— GIVEN TASK —
Go through the listing beneath this task and return every line that carries the string "User".

— Stored dataset items —
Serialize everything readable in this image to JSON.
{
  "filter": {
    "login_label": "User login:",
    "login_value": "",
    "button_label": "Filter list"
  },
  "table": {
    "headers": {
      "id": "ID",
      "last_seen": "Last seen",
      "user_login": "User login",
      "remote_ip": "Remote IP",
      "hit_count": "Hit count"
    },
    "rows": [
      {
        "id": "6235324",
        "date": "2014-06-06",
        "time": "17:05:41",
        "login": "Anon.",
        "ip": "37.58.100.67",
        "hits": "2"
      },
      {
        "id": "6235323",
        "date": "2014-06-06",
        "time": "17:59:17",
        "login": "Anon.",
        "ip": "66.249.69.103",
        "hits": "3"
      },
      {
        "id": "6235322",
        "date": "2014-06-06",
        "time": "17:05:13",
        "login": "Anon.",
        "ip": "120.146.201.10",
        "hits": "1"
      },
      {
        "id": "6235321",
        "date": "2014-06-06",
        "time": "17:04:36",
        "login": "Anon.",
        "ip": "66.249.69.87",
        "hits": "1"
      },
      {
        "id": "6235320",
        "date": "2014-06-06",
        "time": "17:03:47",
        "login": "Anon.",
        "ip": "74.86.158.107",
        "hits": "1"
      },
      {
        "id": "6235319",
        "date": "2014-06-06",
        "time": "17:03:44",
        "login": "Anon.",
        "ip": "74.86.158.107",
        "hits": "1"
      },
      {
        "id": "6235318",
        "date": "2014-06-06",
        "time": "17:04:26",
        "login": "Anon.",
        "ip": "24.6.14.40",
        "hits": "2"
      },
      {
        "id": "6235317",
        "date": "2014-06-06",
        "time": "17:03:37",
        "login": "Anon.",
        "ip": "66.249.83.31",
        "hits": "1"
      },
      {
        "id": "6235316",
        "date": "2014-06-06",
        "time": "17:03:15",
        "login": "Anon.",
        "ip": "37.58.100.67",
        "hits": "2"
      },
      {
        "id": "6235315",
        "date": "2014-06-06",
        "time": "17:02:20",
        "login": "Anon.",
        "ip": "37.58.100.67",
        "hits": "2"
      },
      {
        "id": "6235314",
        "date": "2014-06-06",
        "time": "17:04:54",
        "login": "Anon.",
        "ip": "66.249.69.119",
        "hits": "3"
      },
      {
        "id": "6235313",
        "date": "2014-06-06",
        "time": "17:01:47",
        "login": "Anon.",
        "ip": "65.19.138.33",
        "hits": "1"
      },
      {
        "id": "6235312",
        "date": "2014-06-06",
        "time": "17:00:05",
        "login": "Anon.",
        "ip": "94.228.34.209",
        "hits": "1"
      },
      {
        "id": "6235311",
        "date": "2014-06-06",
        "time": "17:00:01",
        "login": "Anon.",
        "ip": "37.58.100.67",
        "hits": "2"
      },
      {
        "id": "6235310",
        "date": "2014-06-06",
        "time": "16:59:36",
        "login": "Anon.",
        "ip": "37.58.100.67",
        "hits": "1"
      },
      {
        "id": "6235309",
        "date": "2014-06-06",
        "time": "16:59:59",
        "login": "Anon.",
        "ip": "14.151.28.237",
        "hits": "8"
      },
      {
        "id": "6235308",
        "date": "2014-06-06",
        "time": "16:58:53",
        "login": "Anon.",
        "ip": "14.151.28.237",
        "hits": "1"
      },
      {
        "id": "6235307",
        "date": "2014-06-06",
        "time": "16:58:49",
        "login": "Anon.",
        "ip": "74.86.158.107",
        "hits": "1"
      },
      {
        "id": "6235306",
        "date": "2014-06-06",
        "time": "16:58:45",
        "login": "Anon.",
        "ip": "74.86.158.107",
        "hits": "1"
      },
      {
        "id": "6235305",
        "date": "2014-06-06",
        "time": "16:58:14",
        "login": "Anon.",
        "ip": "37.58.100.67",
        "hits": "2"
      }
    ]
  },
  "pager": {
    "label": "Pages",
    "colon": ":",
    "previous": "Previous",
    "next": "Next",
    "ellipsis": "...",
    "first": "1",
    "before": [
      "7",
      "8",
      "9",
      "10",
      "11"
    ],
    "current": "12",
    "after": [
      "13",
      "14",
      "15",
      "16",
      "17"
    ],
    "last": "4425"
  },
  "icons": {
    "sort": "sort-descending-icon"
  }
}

— EXERCISE SOLUTION —
    "login_label": "User login:",
      "user_login": "User login",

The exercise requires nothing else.